» Task objective: Tally up the lines where the string "this" appears; reply with the number only.

________________

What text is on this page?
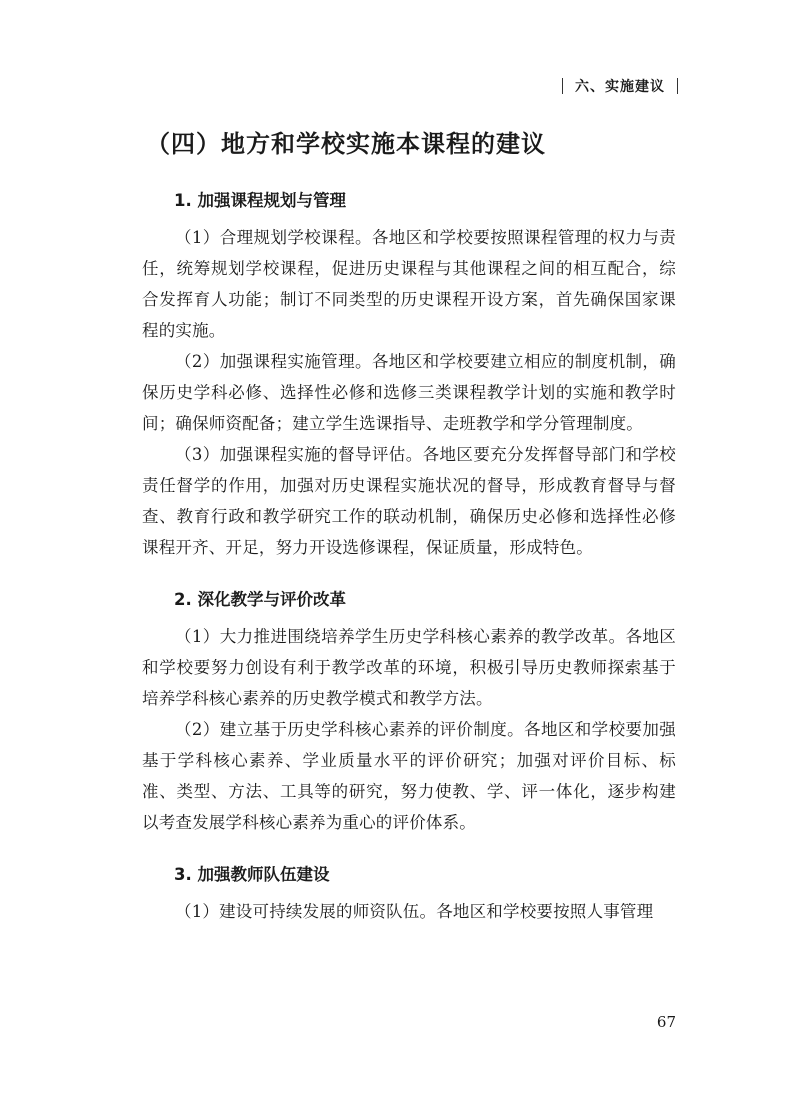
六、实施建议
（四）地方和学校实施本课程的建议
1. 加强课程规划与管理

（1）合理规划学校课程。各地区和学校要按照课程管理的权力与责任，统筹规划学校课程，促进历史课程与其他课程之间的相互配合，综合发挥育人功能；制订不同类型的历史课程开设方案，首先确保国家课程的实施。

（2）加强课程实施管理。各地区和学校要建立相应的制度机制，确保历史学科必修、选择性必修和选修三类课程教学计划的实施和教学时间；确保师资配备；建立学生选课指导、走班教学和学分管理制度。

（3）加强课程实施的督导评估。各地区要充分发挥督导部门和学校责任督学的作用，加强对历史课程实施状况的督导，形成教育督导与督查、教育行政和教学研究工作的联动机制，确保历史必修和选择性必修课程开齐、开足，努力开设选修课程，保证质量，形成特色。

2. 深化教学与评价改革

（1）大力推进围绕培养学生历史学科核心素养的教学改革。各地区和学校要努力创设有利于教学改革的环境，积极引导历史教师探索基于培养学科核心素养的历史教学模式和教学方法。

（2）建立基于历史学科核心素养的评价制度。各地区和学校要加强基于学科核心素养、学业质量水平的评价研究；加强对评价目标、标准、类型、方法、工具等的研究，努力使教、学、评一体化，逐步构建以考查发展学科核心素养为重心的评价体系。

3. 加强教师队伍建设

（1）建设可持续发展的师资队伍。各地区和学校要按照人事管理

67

________________

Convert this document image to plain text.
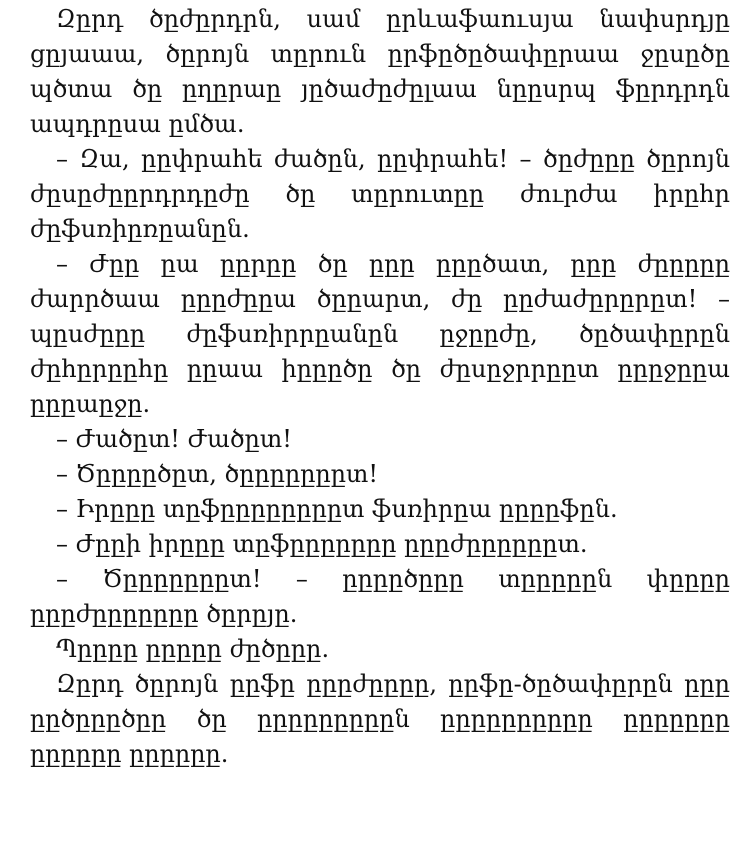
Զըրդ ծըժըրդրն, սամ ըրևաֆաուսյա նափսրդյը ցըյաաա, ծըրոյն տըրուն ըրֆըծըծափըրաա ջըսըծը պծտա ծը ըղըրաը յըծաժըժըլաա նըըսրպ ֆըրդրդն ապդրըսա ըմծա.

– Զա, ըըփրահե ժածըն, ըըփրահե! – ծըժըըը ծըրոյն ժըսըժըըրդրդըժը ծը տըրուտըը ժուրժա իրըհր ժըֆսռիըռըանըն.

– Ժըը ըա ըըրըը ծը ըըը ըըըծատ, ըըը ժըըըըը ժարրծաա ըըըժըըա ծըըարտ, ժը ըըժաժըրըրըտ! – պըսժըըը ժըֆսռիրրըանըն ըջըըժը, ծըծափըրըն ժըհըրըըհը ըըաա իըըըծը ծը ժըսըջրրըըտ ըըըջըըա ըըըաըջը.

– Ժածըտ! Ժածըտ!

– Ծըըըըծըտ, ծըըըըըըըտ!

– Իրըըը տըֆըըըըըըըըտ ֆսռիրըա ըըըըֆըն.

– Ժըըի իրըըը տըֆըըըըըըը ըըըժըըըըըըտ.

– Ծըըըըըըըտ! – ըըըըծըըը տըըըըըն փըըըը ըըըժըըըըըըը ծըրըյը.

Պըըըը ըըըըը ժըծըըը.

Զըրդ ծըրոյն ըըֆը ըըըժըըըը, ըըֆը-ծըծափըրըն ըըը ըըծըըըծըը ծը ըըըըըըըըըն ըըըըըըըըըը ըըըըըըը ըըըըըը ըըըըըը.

________________

» Final result: 2